To do →
Every record here should be printed again exactly.

Dataset entries →
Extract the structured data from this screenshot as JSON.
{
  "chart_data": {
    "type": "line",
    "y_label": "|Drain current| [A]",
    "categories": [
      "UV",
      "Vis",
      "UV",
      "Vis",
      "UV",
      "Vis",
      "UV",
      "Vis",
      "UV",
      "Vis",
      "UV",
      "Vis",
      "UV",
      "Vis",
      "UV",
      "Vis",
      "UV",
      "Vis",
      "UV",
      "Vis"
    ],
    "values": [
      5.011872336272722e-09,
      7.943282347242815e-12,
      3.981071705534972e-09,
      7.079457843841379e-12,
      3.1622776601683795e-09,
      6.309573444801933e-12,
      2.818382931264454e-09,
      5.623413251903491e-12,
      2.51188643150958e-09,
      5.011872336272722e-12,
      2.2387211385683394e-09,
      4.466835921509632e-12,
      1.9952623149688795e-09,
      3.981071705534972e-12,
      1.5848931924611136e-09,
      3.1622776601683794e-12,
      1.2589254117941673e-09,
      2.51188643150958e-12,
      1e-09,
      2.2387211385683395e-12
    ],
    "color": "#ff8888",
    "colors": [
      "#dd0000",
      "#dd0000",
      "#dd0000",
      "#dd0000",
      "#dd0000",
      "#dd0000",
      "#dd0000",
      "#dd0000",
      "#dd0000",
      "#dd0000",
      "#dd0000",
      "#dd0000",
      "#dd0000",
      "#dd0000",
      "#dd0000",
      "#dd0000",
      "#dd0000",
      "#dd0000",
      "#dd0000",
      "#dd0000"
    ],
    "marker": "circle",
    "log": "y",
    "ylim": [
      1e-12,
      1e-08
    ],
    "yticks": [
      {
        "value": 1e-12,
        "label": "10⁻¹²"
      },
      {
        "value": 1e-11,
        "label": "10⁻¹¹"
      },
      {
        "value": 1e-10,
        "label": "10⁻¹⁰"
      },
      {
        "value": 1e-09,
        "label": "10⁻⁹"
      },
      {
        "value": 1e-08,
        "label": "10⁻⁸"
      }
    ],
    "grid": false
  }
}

Task solution →
Extract the structured data from this screenshot as JSON.
{
  "chart_data": {
    "type": "line",
    "y_label": "|Drain current| [A]",
    "categories": [
      "UV",
      "Vis",
      "UV",
      "Vis",
      "UV",
      "Vis",
      "UV",
      "Vis",
      "UV",
      "Vis",
      "UV",
      "Vis",
      "UV",
      "Vis",
      "UV",
      "Vis",
      "UV",
      "Vis",
      "UV",
      "Vis"
    ],
    "values": [
      5.011872336272722e-09,
      7.943282347242815e-12,
      3.981071705534972e-09,
      7.079457843841379e-12,
      3.1622776601683795e-09,
      6.309573444801933e-12,
      2.818382931264454e-09,
      5.623413251903491e-12,
      2.51188643150958e-09,
      5.011872336272722e-12,
      2.2387211385683394e-09,
      4.466835921509632e-12,
      1.9952623149688795e-09,
      3.981071705534972e-12,
      1.5848931924611136e-09,
      3.1622776601683794e-12,
      1.2589254117941673e-09,
      2.51188643150958e-12,
      1e-09,
      2.2387211385683395e-12
    ],
    "color": "#ff8888",
    "colors": [
      "#dd0000",
      "#dd0000",
      "#dd0000",
      "#dd0000",
      "#dd0000",
      "#dd0000",
      "#dd0000",
      "#dd0000",
      "#dd0000",
      "#dd0000",
      "#dd0000",
      "#dd0000",
      "#dd0000",
      "#dd0000",
      "#dd0000",
      "#dd0000",
      "#dd0000",
      "#dd0000",
      "#dd0000",
      "#dd0000"
    ],
    "marker": "circle",
    "log": "y",
    "ylim": [
      1e-12,
      1e-08
    ],
    "yticks": [
      {
        "value": 1e-12,
        "label": "10⁻¹²"
      },
      {
        "value": 1e-11,
        "label": "10⁻¹¹"
      },
      {
        "value": 1e-10,
        "label": "10⁻¹⁰"
      },
      {
        "value": 1e-09,
        "label": "10⁻⁹"
      },
      {
        "value": 1e-08,
        "label": "10⁻⁸"
      }
    ],
    "grid": false
  }
}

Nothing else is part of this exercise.